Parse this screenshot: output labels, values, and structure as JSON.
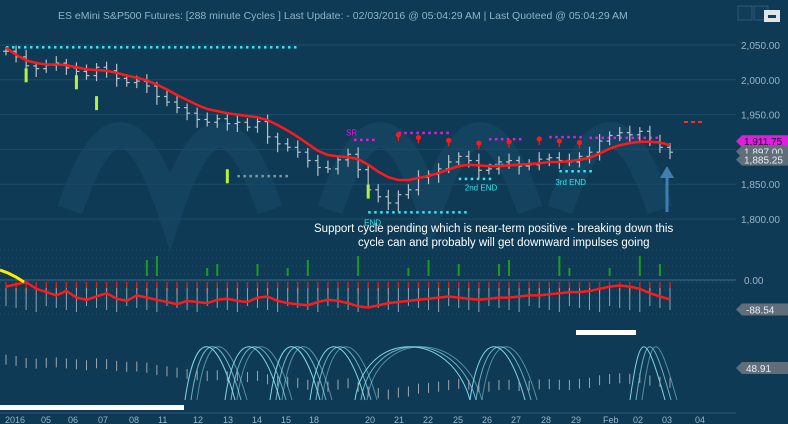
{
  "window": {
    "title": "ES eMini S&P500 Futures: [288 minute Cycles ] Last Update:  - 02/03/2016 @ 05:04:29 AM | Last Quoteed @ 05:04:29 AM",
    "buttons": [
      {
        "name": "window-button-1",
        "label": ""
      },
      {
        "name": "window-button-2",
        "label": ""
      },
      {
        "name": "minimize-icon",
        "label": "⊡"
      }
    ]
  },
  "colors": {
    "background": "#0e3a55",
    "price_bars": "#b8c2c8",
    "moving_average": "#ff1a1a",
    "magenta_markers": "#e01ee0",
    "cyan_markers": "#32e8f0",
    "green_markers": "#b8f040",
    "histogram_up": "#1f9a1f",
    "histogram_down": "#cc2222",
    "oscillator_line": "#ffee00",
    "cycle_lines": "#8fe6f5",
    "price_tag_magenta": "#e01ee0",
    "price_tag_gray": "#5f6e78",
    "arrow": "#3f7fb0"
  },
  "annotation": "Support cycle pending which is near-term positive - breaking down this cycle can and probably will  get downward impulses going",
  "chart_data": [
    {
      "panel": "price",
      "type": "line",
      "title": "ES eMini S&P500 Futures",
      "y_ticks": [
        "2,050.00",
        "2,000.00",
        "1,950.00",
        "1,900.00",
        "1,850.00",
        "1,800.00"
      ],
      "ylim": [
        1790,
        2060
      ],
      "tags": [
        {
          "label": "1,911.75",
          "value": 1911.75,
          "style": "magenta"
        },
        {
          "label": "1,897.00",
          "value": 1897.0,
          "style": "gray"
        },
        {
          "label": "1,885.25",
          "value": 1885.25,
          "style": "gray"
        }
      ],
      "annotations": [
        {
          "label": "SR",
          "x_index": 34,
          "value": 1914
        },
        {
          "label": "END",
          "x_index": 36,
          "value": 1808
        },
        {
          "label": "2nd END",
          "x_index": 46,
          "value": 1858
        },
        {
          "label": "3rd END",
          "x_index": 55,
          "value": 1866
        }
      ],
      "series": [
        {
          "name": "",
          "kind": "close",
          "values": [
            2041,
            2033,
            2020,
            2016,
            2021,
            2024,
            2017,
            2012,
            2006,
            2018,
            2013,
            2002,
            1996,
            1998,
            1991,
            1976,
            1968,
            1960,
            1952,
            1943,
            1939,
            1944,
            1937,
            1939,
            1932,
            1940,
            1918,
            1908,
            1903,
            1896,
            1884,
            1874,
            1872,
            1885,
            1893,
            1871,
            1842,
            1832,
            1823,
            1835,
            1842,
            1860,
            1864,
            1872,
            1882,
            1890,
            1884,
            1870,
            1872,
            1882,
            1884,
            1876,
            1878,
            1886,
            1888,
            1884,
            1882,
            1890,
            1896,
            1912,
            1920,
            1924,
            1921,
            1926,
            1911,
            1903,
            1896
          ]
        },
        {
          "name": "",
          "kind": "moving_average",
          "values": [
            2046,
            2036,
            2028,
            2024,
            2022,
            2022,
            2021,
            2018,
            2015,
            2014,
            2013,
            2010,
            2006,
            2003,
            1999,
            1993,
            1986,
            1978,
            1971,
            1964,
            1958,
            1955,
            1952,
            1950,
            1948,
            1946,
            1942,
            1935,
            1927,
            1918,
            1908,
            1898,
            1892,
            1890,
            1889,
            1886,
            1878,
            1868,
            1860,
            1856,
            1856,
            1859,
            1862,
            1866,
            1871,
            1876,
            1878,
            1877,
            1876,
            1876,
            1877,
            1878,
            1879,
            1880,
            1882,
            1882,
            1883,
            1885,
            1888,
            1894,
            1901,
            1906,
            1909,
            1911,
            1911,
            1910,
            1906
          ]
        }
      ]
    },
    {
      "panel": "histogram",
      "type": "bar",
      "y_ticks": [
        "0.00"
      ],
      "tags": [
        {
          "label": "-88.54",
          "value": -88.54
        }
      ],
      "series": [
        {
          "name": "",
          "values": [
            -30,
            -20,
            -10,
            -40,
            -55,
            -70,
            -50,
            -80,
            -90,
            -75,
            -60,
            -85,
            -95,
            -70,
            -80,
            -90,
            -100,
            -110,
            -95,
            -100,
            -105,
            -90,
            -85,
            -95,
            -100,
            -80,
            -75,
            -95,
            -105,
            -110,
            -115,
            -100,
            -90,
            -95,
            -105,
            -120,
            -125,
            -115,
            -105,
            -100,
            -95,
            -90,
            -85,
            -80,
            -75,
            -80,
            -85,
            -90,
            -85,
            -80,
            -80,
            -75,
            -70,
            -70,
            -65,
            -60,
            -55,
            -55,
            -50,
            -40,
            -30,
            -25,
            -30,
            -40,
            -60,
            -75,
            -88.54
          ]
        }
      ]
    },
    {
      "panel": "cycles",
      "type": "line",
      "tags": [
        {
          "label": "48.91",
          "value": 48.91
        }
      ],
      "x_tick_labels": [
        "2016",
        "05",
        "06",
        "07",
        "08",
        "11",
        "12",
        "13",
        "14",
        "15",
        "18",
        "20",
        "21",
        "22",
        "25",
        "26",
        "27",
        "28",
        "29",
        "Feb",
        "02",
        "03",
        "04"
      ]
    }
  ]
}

--------------------------------------------------

▸ **Stated problem**
Write out the data precisely as given, excluding the pictures.

▸ **Answer for this exercise**
Parse this screenshot: output labels, values, and structure as JSON.
{
  "window": {
    "title": "ES eMini S&P500 Futures: [288 minute Cycles ] Last Update:  - 02/03/2016 @ 05:04:29 AM | Last Quoteed @ 05:04:29 AM",
    "buttons": [
      {
        "name": "window-button-1",
        "label": ""
      },
      {
        "name": "window-button-2",
        "label": ""
      },
      {
        "name": "minimize-icon",
        "label": "⊡"
      }
    ]
  },
  "colors": {
    "background": "#0e3a55",
    "price_bars": "#b8c2c8",
    "moving_average": "#ff1a1a",
    "magenta_markers": "#e01ee0",
    "cyan_markers": "#32e8f0",
    "green_markers": "#b8f040",
    "histogram_up": "#1f9a1f",
    "histogram_down": "#cc2222",
    "oscillator_line": "#ffee00",
    "cycle_lines": "#8fe6f5",
    "price_tag_magenta": "#e01ee0",
    "price_tag_gray": "#5f6e78",
    "arrow": "#3f7fb0"
  },
  "annotation": "Support cycle pending which is near-term positive - breaking down this cycle can and probably will  get downward impulses going",
  "chart_data": [
    {
      "panel": "price",
      "type": "line",
      "title": "ES eMini S&P500 Futures",
      "y_ticks": [
        "2,050.00",
        "2,000.00",
        "1,950.00",
        "1,900.00",
        "1,850.00",
        "1,800.00"
      ],
      "ylim": [
        1790,
        2060
      ],
      "tags": [
        {
          "label": "1,911.75",
          "value": 1911.75,
          "style": "magenta"
        },
        {
          "label": "1,897.00",
          "value": 1897.0,
          "style": "gray"
        },
        {
          "label": "1,885.25",
          "value": 1885.25,
          "style": "gray"
        }
      ],
      "annotations": [
        {
          "label": "SR",
          "x_index": 34,
          "value": 1914
        },
        {
          "label": "END",
          "x_index": 36,
          "value": 1808
        },
        {
          "label": "2nd END",
          "x_index": 46,
          "value": 1858
        },
        {
          "label": "3rd END",
          "x_index": 55,
          "value": 1866
        }
      ],
      "series": [
        {
          "name": "",
          "kind": "close",
          "values": [
            2041,
            2033,
            2020,
            2016,
            2021,
            2024,
            2017,
            2012,
            2006,
            2018,
            2013,
            2002,
            1996,
            1998,
            1991,
            1976,
            1968,
            1960,
            1952,
            1943,
            1939,
            1944,
            1937,
            1939,
            1932,
            1940,
            1918,
            1908,
            1903,
            1896,
            1884,
            1874,
            1872,
            1885,
            1893,
            1871,
            1842,
            1832,
            1823,
            1835,
            1842,
            1860,
            1864,
            1872,
            1882,
            1890,
            1884,
            1870,
            1872,
            1882,
            1884,
            1876,
            1878,
            1886,
            1888,
            1884,
            1882,
            1890,
            1896,
            1912,
            1920,
            1924,
            1921,
            1926,
            1911,
            1903,
            1896
          ]
        },
        {
          "name": "",
          "kind": "moving_average",
          "values": [
            2046,
            2036,
            2028,
            2024,
            2022,
            2022,
            2021,
            2018,
            2015,
            2014,
            2013,
            2010,
            2006,
            2003,
            1999,
            1993,
            1986,
            1978,
            1971,
            1964,
            1958,
            1955,
            1952,
            1950,
            1948,
            1946,
            1942,
            1935,
            1927,
            1918,
            1908,
            1898,
            1892,
            1890,
            1889,
            1886,
            1878,
            1868,
            1860,
            1856,
            1856,
            1859,
            1862,
            1866,
            1871,
            1876,
            1878,
            1877,
            1876,
            1876,
            1877,
            1878,
            1879,
            1880,
            1882,
            1882,
            1883,
            1885,
            1888,
            1894,
            1901,
            1906,
            1909,
            1911,
            1911,
            1910,
            1906
          ]
        }
      ]
    },
    {
      "panel": "histogram",
      "type": "bar",
      "y_ticks": [
        "0.00"
      ],
      "tags": [
        {
          "label": "-88.54",
          "value": -88.54
        }
      ],
      "series": [
        {
          "name": "",
          "values": [
            -30,
            -20,
            -10,
            -40,
            -55,
            -70,
            -50,
            -80,
            -90,
            -75,
            -60,
            -85,
            -95,
            -70,
            -80,
            -90,
            -100,
            -110,
            -95,
            -100,
            -105,
            -90,
            -85,
            -95,
            -100,
            -80,
            -75,
            -95,
            -105,
            -110,
            -115,
            -100,
            -90,
            -95,
            -105,
            -120,
            -125,
            -115,
            -105,
            -100,
            -95,
            -90,
            -85,
            -80,
            -75,
            -80,
            -85,
            -90,
            -85,
            -80,
            -80,
            -75,
            -70,
            -70,
            -65,
            -60,
            -55,
            -55,
            -50,
            -40,
            -30,
            -25,
            -30,
            -40,
            -60,
            -75,
            -88.54
          ]
        }
      ]
    },
    {
      "panel": "cycles",
      "type": "line",
      "tags": [
        {
          "label": "48.91",
          "value": 48.91
        }
      ],
      "x_tick_labels": [
        "2016",
        "05",
        "06",
        "07",
        "08",
        "11",
        "12",
        "13",
        "14",
        "15",
        "18",
        "20",
        "21",
        "22",
        "25",
        "26",
        "27",
        "28",
        "29",
        "Feb",
        "02",
        "03",
        "04"
      ]
    }
  ]
}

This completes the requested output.